(WORK TO BE COMPLETED):
In the material below, starting at the beginning and ending at the line that contains "follow-label: Follow [156,406,226,433]", replace "Network Engineer" with "Systems Administrator" and leave everything else unchanged. Give back only those lines.

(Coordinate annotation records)
***

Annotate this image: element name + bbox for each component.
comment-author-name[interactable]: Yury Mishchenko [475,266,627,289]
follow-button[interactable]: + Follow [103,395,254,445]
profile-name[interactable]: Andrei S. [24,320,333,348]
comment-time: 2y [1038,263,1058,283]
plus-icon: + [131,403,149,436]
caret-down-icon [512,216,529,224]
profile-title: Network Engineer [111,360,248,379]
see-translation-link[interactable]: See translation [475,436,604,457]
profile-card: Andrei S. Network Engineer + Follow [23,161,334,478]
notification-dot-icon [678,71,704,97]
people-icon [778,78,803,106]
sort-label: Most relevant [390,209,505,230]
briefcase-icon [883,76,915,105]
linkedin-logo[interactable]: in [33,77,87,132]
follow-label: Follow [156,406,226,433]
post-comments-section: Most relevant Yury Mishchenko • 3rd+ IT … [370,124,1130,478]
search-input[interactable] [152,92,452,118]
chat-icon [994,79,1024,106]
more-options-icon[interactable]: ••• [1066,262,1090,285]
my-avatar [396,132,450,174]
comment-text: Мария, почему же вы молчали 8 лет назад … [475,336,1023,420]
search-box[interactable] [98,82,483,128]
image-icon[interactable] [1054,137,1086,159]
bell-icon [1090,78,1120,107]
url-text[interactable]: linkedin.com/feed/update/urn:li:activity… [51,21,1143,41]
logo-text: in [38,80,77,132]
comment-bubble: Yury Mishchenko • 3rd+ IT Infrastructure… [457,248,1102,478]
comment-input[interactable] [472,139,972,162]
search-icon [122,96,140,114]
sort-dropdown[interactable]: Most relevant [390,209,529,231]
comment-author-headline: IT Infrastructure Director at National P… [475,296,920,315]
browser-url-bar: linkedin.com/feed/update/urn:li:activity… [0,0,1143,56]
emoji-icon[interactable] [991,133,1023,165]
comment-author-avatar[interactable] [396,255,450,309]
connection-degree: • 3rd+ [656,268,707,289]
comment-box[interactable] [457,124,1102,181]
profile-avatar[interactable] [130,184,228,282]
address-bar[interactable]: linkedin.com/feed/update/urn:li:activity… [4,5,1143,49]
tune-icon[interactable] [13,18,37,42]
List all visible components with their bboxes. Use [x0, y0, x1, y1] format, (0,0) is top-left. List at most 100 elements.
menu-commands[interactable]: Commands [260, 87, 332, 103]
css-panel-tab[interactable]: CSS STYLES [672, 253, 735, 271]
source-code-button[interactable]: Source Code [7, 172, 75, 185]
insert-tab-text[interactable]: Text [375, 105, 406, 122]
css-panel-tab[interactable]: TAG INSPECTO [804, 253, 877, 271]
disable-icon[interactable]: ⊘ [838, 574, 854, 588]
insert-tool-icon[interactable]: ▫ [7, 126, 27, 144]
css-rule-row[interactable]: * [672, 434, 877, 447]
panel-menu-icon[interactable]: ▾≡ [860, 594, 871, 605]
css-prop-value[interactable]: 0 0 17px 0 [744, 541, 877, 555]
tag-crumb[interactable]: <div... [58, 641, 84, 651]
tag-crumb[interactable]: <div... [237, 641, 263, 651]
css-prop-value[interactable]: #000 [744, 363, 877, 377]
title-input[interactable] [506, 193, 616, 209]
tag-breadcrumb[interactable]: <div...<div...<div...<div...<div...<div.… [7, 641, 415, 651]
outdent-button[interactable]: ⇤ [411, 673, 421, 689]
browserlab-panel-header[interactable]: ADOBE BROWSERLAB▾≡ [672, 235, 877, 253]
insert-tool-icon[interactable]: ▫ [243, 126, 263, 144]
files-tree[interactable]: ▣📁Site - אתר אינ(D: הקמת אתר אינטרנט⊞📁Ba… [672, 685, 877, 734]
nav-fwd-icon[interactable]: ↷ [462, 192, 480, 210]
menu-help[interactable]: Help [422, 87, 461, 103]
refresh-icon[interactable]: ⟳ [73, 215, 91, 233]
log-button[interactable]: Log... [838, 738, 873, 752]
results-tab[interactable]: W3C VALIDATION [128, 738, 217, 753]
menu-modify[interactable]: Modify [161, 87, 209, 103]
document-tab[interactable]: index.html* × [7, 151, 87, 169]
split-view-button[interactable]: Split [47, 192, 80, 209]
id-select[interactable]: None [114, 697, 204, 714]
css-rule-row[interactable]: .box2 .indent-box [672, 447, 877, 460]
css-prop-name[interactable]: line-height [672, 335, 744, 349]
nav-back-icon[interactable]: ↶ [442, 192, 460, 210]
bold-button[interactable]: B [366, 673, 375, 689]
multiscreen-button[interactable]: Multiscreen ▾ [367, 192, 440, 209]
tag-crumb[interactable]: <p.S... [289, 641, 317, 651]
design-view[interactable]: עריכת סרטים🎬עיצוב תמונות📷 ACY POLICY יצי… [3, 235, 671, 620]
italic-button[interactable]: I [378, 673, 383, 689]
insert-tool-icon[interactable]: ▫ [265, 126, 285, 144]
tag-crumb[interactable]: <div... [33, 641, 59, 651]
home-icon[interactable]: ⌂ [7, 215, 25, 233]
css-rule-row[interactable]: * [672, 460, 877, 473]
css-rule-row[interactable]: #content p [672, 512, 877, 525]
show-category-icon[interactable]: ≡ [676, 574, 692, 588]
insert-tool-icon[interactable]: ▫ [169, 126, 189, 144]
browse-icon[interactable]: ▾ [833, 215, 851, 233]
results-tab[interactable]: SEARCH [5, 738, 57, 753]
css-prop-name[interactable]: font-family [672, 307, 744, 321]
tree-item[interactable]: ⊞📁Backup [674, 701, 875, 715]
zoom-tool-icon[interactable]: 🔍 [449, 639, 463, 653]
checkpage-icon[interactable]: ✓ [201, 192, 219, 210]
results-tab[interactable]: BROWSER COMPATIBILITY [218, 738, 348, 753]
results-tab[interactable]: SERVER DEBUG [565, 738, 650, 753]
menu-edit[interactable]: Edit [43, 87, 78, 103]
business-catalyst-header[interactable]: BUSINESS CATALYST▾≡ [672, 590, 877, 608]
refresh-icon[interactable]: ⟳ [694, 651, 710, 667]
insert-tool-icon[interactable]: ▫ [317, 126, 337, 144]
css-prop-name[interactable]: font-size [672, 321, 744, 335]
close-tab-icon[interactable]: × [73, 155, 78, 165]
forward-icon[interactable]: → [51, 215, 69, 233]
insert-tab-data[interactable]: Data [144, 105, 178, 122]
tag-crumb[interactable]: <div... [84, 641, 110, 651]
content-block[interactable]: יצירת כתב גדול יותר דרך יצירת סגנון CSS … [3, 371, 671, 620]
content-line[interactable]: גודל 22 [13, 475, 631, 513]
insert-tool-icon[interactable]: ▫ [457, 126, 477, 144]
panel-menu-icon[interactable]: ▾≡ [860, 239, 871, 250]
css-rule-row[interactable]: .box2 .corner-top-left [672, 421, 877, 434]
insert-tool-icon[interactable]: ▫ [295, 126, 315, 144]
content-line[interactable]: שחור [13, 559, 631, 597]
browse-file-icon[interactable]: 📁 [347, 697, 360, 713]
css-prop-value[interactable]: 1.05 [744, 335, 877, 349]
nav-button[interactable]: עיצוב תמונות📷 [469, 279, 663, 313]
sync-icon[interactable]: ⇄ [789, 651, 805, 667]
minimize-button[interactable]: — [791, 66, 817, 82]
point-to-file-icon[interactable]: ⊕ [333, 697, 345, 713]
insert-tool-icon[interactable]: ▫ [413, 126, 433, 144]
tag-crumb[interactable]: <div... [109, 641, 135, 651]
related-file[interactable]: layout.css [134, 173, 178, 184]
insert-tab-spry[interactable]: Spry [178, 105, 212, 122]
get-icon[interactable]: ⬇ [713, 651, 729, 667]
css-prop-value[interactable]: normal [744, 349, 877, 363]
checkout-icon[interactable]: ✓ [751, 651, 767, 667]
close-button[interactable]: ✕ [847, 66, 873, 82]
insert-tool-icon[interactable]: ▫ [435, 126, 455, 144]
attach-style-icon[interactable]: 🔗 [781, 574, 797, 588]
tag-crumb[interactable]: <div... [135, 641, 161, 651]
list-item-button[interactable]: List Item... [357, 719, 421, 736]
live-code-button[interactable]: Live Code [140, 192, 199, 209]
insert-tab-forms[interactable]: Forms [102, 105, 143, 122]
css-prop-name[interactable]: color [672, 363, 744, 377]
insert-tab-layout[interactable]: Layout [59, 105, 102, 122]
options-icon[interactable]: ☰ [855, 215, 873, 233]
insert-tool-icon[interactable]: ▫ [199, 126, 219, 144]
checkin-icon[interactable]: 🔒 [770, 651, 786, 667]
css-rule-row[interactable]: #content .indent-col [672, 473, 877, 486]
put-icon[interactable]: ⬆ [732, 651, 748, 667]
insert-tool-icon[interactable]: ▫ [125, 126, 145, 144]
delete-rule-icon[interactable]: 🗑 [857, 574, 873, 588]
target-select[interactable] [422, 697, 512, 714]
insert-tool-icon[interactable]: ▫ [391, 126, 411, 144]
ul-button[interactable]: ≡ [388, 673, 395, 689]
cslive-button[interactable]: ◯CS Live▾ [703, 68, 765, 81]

***

(WORKED SOLUTION):
Annotate this image: element name + bbox for each component.
comment-author-name[interactable]: Yury Mishchenko [475,266,627,289]
follow-button[interactable]: + Follow [103,395,254,445]
profile-name[interactable]: Andrei S. [24,320,333,348]
comment-time: 2y [1038,263,1058,283]
plus-icon: + [131,403,149,436]
caret-down-icon [512,216,529,224]
profile-title: Systems Administrator [111,360,248,379]
see-translation-link[interactable]: See translation [475,436,604,457]
profile-card: Andrei S. Systems Administrator + Follow [23,161,334,478]
notification-dot-icon [678,71,704,97]
people-icon [778,78,803,106]
sort-label: Most relevant [390,209,505,230]
briefcase-icon [883,76,915,105]
linkedin-logo[interactable]: in [33,77,87,132]
follow-label: Follow [156,406,226,433]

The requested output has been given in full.